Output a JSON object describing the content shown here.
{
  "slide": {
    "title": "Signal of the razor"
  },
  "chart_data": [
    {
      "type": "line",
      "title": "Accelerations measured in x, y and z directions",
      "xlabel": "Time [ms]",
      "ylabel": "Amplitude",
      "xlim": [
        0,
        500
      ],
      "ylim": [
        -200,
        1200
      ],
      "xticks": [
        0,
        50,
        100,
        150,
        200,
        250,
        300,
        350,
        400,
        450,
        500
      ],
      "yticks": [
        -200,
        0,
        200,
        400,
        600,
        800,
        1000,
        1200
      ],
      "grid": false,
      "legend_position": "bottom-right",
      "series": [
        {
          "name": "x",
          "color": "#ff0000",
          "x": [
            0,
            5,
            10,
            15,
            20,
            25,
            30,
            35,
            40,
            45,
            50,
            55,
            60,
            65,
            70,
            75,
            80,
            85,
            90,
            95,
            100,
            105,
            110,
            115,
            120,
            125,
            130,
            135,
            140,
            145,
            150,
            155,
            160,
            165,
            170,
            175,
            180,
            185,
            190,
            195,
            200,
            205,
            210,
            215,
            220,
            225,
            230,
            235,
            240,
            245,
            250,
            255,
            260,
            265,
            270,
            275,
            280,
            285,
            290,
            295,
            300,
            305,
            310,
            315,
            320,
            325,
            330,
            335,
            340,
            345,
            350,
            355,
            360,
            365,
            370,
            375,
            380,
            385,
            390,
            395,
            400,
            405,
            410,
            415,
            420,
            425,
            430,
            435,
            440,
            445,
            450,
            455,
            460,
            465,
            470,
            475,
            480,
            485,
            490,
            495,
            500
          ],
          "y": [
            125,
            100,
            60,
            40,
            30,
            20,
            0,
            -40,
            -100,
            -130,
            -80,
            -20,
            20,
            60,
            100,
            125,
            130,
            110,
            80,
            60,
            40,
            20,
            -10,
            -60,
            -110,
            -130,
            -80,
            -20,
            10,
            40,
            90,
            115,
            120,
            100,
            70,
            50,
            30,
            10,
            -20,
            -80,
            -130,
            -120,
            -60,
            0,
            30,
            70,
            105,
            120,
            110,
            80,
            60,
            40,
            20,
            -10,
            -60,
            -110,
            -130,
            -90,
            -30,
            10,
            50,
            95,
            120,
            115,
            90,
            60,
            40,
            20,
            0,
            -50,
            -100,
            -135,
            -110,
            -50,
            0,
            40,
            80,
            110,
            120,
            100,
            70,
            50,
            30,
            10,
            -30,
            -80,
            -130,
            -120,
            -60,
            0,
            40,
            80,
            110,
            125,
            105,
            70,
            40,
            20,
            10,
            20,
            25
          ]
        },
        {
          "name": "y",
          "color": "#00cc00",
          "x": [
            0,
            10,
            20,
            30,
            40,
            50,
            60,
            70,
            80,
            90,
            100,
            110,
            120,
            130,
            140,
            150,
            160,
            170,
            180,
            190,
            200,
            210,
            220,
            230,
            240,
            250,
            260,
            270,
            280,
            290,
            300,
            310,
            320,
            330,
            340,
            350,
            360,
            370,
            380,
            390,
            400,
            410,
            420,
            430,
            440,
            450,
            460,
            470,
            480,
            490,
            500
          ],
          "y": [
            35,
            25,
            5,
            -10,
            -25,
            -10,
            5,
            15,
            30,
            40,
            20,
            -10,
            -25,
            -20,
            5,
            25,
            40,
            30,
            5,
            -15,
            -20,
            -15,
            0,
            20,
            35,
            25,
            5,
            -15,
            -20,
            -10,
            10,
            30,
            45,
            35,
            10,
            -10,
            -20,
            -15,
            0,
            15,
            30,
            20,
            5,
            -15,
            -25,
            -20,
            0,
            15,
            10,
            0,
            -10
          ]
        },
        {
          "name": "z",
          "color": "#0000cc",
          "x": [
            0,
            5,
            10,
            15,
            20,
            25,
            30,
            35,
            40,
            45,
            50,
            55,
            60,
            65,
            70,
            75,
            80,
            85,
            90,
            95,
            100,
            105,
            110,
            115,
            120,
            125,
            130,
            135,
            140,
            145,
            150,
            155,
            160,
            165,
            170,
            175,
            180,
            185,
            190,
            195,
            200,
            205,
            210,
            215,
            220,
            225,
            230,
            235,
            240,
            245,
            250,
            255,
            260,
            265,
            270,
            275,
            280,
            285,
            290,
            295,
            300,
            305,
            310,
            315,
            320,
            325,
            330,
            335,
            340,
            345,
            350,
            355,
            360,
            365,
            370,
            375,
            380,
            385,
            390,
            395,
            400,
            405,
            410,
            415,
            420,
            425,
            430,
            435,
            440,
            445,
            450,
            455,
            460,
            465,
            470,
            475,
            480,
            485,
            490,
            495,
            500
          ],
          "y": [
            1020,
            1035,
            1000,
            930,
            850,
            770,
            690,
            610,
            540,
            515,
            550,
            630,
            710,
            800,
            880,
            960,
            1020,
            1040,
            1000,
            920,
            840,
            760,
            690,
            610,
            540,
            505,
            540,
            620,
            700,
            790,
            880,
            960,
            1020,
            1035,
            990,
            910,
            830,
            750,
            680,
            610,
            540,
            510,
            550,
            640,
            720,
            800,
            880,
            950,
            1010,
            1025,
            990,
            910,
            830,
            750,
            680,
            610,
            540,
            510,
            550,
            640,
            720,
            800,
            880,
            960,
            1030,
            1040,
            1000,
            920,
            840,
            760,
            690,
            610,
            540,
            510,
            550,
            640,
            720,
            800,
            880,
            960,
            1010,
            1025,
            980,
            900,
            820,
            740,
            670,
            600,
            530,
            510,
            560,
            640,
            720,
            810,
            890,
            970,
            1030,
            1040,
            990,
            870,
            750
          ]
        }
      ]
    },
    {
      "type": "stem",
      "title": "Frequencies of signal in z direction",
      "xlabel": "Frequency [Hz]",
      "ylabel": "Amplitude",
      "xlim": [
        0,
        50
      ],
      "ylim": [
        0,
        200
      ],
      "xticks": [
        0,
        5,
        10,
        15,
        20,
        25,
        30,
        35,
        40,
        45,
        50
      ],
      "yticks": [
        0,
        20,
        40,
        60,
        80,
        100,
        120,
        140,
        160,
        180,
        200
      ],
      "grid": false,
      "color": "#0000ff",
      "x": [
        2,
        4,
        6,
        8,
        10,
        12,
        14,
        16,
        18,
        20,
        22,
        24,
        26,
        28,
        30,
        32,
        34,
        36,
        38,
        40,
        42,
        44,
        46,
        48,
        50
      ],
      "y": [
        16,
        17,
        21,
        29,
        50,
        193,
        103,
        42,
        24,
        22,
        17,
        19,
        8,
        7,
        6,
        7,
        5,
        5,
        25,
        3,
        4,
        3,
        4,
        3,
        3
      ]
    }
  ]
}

» **YOUR GOAL**: Check the data for the word "color" and pull out the lines that have it.

» **THE ANSWER**:
          "color": "#ff0000",
          "color": "#00cc00",
          "color": "#0000cc",
      "color": "#0000ff",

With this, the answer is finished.